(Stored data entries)
---+---

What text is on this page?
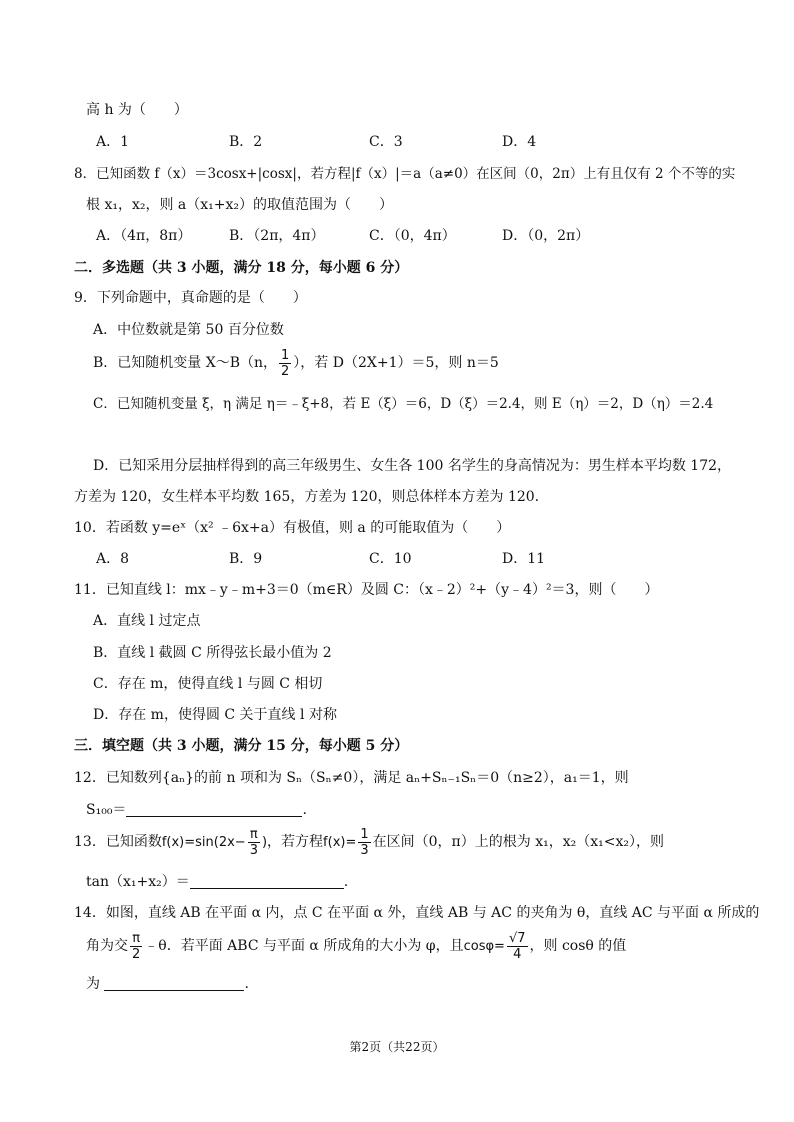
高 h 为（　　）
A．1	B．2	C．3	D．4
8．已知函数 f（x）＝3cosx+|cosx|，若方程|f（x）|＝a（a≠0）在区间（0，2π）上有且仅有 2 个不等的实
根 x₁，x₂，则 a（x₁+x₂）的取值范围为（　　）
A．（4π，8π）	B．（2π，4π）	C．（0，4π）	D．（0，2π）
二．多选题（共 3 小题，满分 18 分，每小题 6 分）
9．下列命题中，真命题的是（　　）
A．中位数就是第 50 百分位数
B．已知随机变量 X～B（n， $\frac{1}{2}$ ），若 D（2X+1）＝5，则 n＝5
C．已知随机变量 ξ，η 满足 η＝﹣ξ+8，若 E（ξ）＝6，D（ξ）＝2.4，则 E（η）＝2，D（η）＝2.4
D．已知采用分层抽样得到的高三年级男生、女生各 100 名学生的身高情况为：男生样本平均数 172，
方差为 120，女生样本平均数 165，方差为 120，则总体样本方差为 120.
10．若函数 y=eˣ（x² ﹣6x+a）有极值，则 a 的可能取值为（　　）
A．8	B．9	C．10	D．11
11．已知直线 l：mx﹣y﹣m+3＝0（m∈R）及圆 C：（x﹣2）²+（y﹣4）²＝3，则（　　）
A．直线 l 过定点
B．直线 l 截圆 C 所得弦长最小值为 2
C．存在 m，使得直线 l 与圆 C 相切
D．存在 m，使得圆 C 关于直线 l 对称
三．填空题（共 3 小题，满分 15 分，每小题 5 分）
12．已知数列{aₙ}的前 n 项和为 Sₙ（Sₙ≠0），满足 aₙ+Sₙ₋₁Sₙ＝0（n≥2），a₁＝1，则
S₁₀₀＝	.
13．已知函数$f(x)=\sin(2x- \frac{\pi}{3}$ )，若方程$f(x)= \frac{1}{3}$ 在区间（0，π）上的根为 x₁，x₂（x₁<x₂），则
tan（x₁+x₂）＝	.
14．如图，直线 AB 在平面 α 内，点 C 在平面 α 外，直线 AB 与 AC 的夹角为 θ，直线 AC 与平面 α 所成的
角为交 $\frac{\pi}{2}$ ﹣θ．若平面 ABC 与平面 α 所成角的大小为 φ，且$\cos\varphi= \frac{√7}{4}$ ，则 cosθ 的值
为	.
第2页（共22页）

---+---

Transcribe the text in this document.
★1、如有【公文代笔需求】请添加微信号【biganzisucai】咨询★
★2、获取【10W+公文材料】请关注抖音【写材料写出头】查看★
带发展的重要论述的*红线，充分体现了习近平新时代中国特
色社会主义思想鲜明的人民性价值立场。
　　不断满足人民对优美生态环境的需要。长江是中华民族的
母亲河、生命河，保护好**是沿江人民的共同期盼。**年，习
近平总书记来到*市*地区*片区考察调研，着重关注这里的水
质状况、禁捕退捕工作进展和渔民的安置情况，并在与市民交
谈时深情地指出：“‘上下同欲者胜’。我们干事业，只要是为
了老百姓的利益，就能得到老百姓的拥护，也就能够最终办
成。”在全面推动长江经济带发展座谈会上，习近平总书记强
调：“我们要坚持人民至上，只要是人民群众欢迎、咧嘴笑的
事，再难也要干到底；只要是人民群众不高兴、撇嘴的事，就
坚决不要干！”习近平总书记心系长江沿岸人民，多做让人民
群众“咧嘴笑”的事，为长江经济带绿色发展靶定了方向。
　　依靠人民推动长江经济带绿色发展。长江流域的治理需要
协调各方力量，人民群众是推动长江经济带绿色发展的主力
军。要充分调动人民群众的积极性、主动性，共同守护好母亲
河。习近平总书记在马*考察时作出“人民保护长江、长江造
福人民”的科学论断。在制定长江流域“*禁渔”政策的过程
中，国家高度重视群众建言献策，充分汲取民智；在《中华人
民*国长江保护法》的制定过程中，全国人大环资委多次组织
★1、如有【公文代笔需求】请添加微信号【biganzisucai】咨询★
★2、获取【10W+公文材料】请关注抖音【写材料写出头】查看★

---+---

Give the number of lines in the entries that include the string "frac", and nothing more.

3